Tasks to complete →
[a] List the case numbers of the patients in the FGF-21 study text who died, with each one's age at death as the text gives it.
[b] Pick up the text on plasma FGF-21 in organic acidemias from where it stops and continue it.

A total of three patients had died, one during the neonatal period (case 10), the others at the age of 8 (case 2) and 12 years (case 8) respectively. Case 8 had initially highly elevated plasma FGF-21 levels in stable conditions, which decreased over the years until the patient died due to lethal cardiomyopathy. This decrease in plasma FGF-21 plasma levels might be the consequence of the potentially lethal mitochondrial dysfunction.
In none of the MMA and PA patients, an association between plasma FGF-21 levels and nutritional status, with respect to protein intake and plasma levels of BCAA, alanine, phenylalanine, methionine, threonine, and proline, was found.
There are some potential limitations of this study. Firstly, a retrospective study design cannot make causal inferences and therefore a prospective study is required to confirm our observations. Secondly, this retrospective design could lead to a selection bias and the relatively small number of patients studied could lead to low internal validity.
This study provides a first insight into a potential biomarker for long-term complications in organic acidemias. Long-term complications occur despite good metabolic control (Ianchulev et al.

Data →
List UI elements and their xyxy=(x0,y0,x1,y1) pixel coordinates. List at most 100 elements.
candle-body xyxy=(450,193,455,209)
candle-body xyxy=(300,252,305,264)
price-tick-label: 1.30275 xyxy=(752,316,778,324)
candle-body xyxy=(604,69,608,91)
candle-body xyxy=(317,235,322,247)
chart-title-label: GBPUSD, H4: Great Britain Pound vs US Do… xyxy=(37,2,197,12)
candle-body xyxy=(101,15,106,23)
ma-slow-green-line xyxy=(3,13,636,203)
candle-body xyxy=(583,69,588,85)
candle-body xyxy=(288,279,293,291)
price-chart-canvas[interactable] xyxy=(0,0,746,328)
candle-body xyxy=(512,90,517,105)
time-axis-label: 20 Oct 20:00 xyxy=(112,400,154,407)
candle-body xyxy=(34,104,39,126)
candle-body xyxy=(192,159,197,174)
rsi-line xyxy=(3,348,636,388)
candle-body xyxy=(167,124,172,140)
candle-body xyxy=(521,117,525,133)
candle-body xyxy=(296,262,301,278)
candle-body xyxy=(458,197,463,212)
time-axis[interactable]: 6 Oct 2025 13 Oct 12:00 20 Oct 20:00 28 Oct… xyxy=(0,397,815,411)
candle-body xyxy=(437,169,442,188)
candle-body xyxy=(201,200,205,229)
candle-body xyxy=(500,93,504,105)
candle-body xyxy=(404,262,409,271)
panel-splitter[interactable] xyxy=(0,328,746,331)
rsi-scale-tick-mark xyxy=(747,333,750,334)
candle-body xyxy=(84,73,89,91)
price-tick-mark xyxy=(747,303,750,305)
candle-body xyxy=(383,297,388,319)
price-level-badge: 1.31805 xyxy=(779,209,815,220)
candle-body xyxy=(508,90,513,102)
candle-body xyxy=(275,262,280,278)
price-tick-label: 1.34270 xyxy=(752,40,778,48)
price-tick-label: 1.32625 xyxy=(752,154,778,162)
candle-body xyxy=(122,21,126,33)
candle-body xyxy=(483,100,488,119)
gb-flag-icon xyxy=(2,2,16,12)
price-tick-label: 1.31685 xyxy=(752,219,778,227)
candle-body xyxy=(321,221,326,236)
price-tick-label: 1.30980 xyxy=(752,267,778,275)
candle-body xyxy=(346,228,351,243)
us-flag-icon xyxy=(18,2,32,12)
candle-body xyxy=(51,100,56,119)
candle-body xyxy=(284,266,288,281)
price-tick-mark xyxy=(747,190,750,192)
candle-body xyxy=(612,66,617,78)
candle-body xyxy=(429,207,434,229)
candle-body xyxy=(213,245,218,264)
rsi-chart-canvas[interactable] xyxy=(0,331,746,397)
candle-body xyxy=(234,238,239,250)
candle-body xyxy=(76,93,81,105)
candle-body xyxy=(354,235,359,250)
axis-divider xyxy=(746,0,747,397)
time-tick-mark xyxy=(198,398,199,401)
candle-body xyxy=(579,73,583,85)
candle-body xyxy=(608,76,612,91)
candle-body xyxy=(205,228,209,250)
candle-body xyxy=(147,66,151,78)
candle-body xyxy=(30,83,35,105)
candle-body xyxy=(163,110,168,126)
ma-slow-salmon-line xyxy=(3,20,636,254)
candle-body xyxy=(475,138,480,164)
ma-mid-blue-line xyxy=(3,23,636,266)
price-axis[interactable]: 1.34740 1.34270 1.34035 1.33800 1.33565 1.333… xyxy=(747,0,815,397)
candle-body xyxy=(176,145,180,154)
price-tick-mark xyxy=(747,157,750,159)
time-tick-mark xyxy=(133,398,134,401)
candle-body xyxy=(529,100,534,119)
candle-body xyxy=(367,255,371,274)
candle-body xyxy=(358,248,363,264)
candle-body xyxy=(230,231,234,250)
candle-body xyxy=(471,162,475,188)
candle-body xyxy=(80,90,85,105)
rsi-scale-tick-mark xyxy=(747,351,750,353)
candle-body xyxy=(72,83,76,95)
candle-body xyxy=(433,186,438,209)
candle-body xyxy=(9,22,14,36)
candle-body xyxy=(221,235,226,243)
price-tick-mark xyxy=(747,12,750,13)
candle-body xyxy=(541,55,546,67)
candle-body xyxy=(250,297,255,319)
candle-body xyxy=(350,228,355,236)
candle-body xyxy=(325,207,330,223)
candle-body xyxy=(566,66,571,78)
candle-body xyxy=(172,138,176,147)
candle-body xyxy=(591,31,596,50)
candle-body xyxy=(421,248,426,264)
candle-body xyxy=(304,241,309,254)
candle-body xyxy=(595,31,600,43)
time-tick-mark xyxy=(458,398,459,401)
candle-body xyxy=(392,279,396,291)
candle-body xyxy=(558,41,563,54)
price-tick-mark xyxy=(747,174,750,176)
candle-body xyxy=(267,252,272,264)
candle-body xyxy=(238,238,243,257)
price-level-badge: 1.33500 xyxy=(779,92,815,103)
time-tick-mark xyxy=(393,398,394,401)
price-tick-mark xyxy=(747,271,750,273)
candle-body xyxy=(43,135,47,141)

Your responses →
[a]
- Case 10: died during the neonatal period
- Case 2: died at the age of 8 years
- Case 8: died at the age of 12 years

[b]
2003; de Keyzer et al.
2009). We suggest that mitochondrial dysfunction is an ongoing process independent of metabolic control. It is important to focus on the role of preventive treatment strategies. A potential preventive therapy is anti-oxidants administration. To date, the beneficial efficacy of anti-oxidant therapies varies, ranging from improvement of long-term complications to no beneficial effect (Baruteau et al.
2014; Gallego-Villar et al.
2014; Martinez Alvarez et al.
2016; Rivera-Barahona et al.
2017). Absence of therapy efficacy can be due to the relatively late initiation of anti-oxidants in disease progression. First, the results observed in this study, namely the association between plasma FGF-21 levels and the occurrence of long-term complications as well as the high positive and negative predictive value of a median plasma FGF-21 level above 1500 pg/ml, should be replicated in another cohort of classical organic acidemia patients. Other biomarkers for mitochondrial dysfunction, like growth differentiation factor 15 (GDF-15), should be included in order to identify their role and relation with the occurrence of long-term complications in these disorders and compare them to plasma FGF-21. Once the FGF-21 results are confirmed and the role of GDF-15 established, further research should determine if FGF-21 or other mitochondrial markers could play a role in the evaluation of preventive strategies concerning the consequences of mitochondrial impairment, and if FGF-21 plays a pathogenic role in the development of mitochondrial impairment.